■ Exercices
(a) Dans le discours sur le rôle économique de la Défense, reformulez sous forme de liste le paragraphe commençant par « Premier investisseur public » en conservant ses faits principaux.
(b) Dans le discours sur le rôle économique de la Défense, reproduisez le passage allant de « Premier investisseur public, elle » jusqu'à « à sa disposition. » inclus, en substituant « rapport » à « bilan ».
(c) Poursuivez le discours sur le rôle économique de la Défense à partir de sa dernière phrase.

■ Texte extrait
== == ==

Messieurs les Ambassadeurs,
Mme la Secrétaire générale pour l'administration,
Messieurs les chefs d'état-major,
Messieurs les Présidents,
Mesdames et Messieurs,
Si sa mission première est la protection de notre territoire, de nos compatriotes, de nos intérêts et de nos valeurs, la Défense affirme de plus en plus son rôle central dans l'économie.
Premier investisseur public, elle détermine une part non négligeable de notre dynamisme économique et social, par les emplois qu'elle créée, par son impact sur la recherche et l'innovation publiques.
Cette participation est trop peu connue des Français, et même de certains décideurs.
C'est pourquoi je me réjouis de ce premier bilan économique de la Défense présenté aujourd'hui par le CED.
Ce bilan démontre, si c'était encore nécessaire, combien le ministère de la Défense recherche l'utilisation la plus juste des moyens que la Nation met à sa disposition.
Il prouve aussi l'importance de sa participation à la vitalité économique de notre pays.

== == ==

■ Liste des enregistrements

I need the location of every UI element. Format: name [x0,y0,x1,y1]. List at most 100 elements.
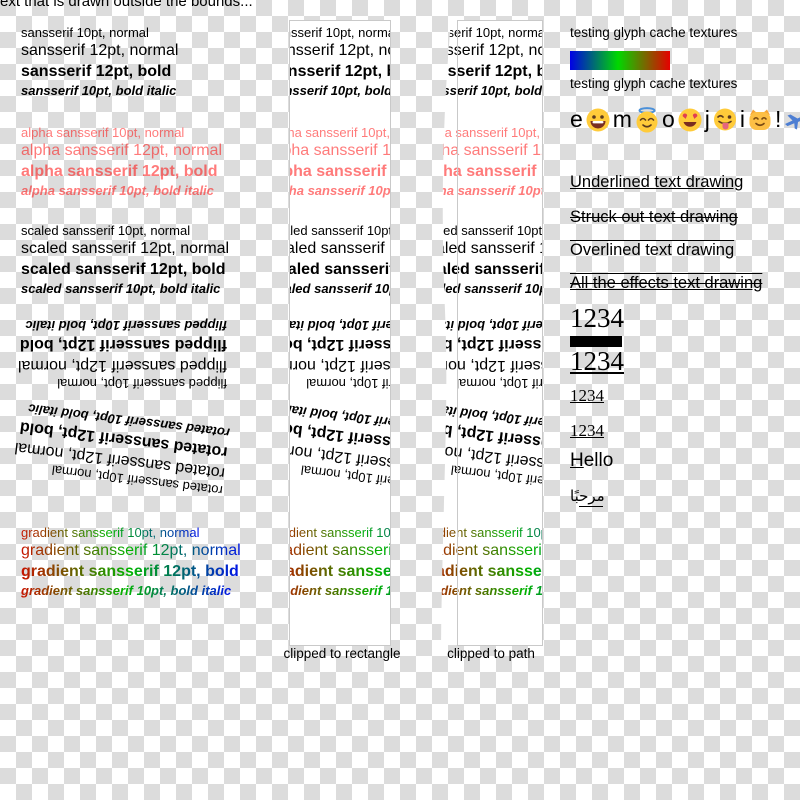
sample-line: scaled sansserif 10pt, normal [458,223,542,238]
plain-text-block: sansserif 10pt, normal sansserif 12pt, n… [437,24,457,100]
sample-line: scaled sansserif 12pt, normal [290,240,390,257]
sample-line: flipped sansserif 12pt, bold [290,336,390,353]
sample-line: sansserif 12pt, bold [290,63,390,80]
underlined-text-sample: Underlined text drawing [570,173,744,191]
heart-eyes-face-icon [677,107,703,133]
sample-line: gradient sansserif 10pt, bold italic [437,583,457,598]
sample-line: scaled sansserif 10pt, bold italic [21,281,221,296]
rotated-text-block: rotated sansserif 10pt, normal rotated s… [14,399,231,500]
sample-line: scaled sansserif 12pt, bold [458,261,542,278]
clip-path-region: sansserif 10pt, normal sansserif 12pt, n… [437,20,543,646]
sample-line: alpha sansserif 10pt, bold italic [438,183,454,198]
flipped-text-block: flipped sansserif 10pt, normal flipped s… [18,316,227,392]
sample-line: gradient sansserif 12pt, bold [21,563,239,580]
sample-line: flipped sansserif 10pt, normal [306,376,390,391]
hello-partial-underline-sample: Hello [570,450,613,472]
sample-line: alpha sansserif 12pt, normal [21,142,222,159]
clip-path-main-strip: sansserif 10pt, normal sansserif 12pt, n… [457,20,543,646]
sample-line: gradient sansserif 10pt, bold italic [458,583,542,598]
sample-line: gradient sansserif 10pt, bold italic [290,583,390,598]
flipped-text-block: flipped sansserif 10pt, normal flipped s… [437,316,457,392]
samples-column-rect-clipped: sansserif 10pt, normal sansserif 12pt, n… [290,21,390,645]
number-sample-underlined-big: 1234 [570,346,624,376]
out-of-bounds-text: ext that is drawn outside the bounds... [0,0,253,10]
clip-rectangle-region: sansserif 10pt, normal sansserif 12pt, n… [289,20,391,646]
sample-line: gradient sansserif 12pt, bold [437,563,457,580]
sample-line: sansserif 12pt, normal [437,42,454,59]
emoji-test-line: e m o j i ! [570,106,800,133]
sample-line: gradient sansserif 12pt, normal [437,542,457,559]
scaled-text-block: scaled sansserif 10pt, normal scaled san… [21,222,229,298]
sample-line: gradient sansserif 10pt, normal [290,525,390,540]
sample-line: scaled sansserif 12pt, bold [21,261,226,278]
airplane-icon [783,107,800,133]
hello-underlined-letter: H [570,450,584,471]
sample-line: flipped sansserif 10pt, bold italic [438,318,455,333]
sample-line: flipped sansserif 12pt, normal [442,357,457,374]
alpha-text-block: alpha sansserif 10pt, normal alpha sanss… [21,124,222,200]
glyph-cache-label-2: testing glyph cache textures [570,76,738,91]
sample-line: alpha sansserif 10pt, normal [21,125,185,140]
gradient-text-block: gradient sansserif 10pt, normal gradient… [458,524,542,600]
sample-line: gradient sansserif 12pt, normal [290,542,390,559]
sample-line: flipped sansserif 10pt, bold italic [290,318,390,333]
sample-line: scaled sansserif 12pt, bold [290,261,390,278]
struckout-text-sample: Struck out text drawing [570,208,738,226]
rotated-text-block: rotated sansserif 10pt, normal rotated s… [290,399,390,500]
sample-line: scaled sansserif 12pt, normal [458,240,542,257]
sample-line: gradient sansserif 12pt, bold [290,563,390,580]
letter-o: o [661,106,675,132]
hello-rest: ello [583,450,614,471]
rotated-text-block: rotated sansserif 10pt, normal rotated s… [458,399,542,500]
flipped-text-block: flipped sansserif 10pt, normal flipped s… [458,316,542,392]
alpha-text-block: alpha sansserif 10pt, normal alpha sanss… [437,124,457,200]
smiling-face-with-halo-icon [634,106,660,133]
sample-line: scaled sansserif 12pt, normal [21,240,230,257]
number-sample-underlined-small-2: 1234 [570,421,604,440]
glyph-cache-gradient-bar [570,51,670,70]
sample-line: scaled sansserif 10pt, bold italic [458,281,542,296]
sample-line: sansserif 10pt, normal [290,25,390,40]
sample-line: flipped sansserif 10pt, normal [458,376,542,391]
sample-line: scaled sansserif 12pt, normal [437,240,457,257]
overlined-text-sample: Overlined text drawing [570,241,735,259]
sample-line: sansserif 12pt, bold [437,63,457,80]
sample-line: flipped sansserif 12pt, normal [290,357,390,374]
sample-line: flipped sansserif 12pt, normal [18,357,227,374]
sample-line: gradient sansserif 10pt, bold italic [21,583,232,598]
grinning-cat-face-icon [747,107,773,133]
sample-line: alpha sansserif 12pt, normal [458,142,542,159]
arabic-text-sample: مرحبًا [570,487,605,507]
scaled-text-block: scaled sansserif 10pt, normal scaled san… [437,222,457,298]
scaled-text-block: scaled sansserif 10pt, normal scaled san… [290,222,390,298]
samples-column-unclipped: sansserif 10pt, normal sansserif 12pt, n… [14,21,281,645]
sample-line: scaled sansserif 10pt, bold italic [290,281,390,296]
sample-line: gradient sansserif 10pt, normal [437,525,457,540]
plain-text-block: sansserif 10pt, normal sansserif 12pt, n… [21,24,178,100]
sample-line: flipped sansserif 12pt, normal [458,357,542,374]
clipped-to-rectangle-label: clipped to rectangle [283,646,401,661]
sample-line: sansserif 10pt, bold italic [458,83,542,98]
sample-line: alpha sansserif 12pt, bold [458,163,542,180]
sample-line: scaled sansserif 10pt, normal [21,223,191,238]
sample-line: alpha sansserif 10pt, bold italic [290,183,390,198]
sample-line: alpha sansserif 10pt, bold italic [21,183,214,198]
sample-line: sansserif 12pt, bold [21,63,172,80]
letter-e: e [570,106,583,132]
arabic-word: مرحبًا [570,488,605,505]
plain-text-block: sansserif 10pt, normal sansserif 12pt, n… [458,24,542,100]
letter-exclamation: ! [775,106,782,132]
sample-line: sansserif 10pt, normal [21,25,149,40]
sample-line: sansserif 12pt, normal [290,42,390,59]
sample-line: gradient sansserif 12pt, bold [458,563,542,580]
arabic-partial-underline [579,506,603,507]
samples-column-path-clipped: sansserif 10pt, normal sansserif 12pt, n… [458,21,542,645]
grinning-face-icon [585,107,611,133]
plain-text-block: sansserif 10pt, normal sansserif 12pt, n… [290,24,390,100]
sample-line: flipped sansserif 10pt, normal [437,375,457,392]
scaled-text-block: scaled sansserif 10pt, normal scaled san… [458,222,542,298]
glyph-cache-label-1: testing glyph cache textures [570,25,738,40]
sample-line: alpha sansserif 10pt, normal [458,125,542,140]
sample-line: gradient sansserif 12pt, normal [21,542,241,559]
sample-line: flipped sansserif 10pt, bold italic [25,318,227,333]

== == ==

■ Liste des réponses
(a)
- La Défense est le premier investisseur public.
- Elle pèse de façon notable sur le dynamisme économique et social du pays.
- Ce poids passe par les emplois qu'elle génère.
- Il passe aussi par son impact sur la recherche et l'innovation publiques.

(b)
Premier investisseur public, elle détermine une part non négligeable de notre dynamisme économique et social, par les emplois qu'elle créée, par son impact sur la recherche et l'innovation publiques.
Cette participation est trop peu connue des Français, et même de certains décideurs.
C'est pourquoi je me réjouis de ce premier rapport économique de la Défense présenté aujourd'hui par le CED.
Ce rapport démontre, si c'était encore nécessaire, combien le ministère de la Défense recherche l'utilisation la plus juste des moyens que la Nation met à sa disposition.

(c)
Je tiens à saluer le Conseil Economique de la Défense, et plus particulièrement son président Philippe Esper, pour le travail accompli et pour l'organisation de ce colloque, riche de réflexions et d'échanges.
C'est pour moi une grande satisfaction de clôturer cette journée et d'avoir l'occasion de vous exprimer mes ambitions :
- j'entends améliorer l'efficacité économique de la Défense ;
- je souhaite promouvoir l'enjeu de la Défense européenne ;
- je veux mieux faire connaître, à un public plus vaste, le poids de la Défense dans la santé économique de notre pays.
1. L'efficacité économique est un impératif pour tous les acteurs de la Défense.
1.1 L'efficacité s'impose d'abord au sein même du ministère de la Défense.
Du fait de ses engagements opérationnels, comme de ses responsabilités économiques et financières, le ministère de la Défense doit être particulièrement vigilant sur ce point.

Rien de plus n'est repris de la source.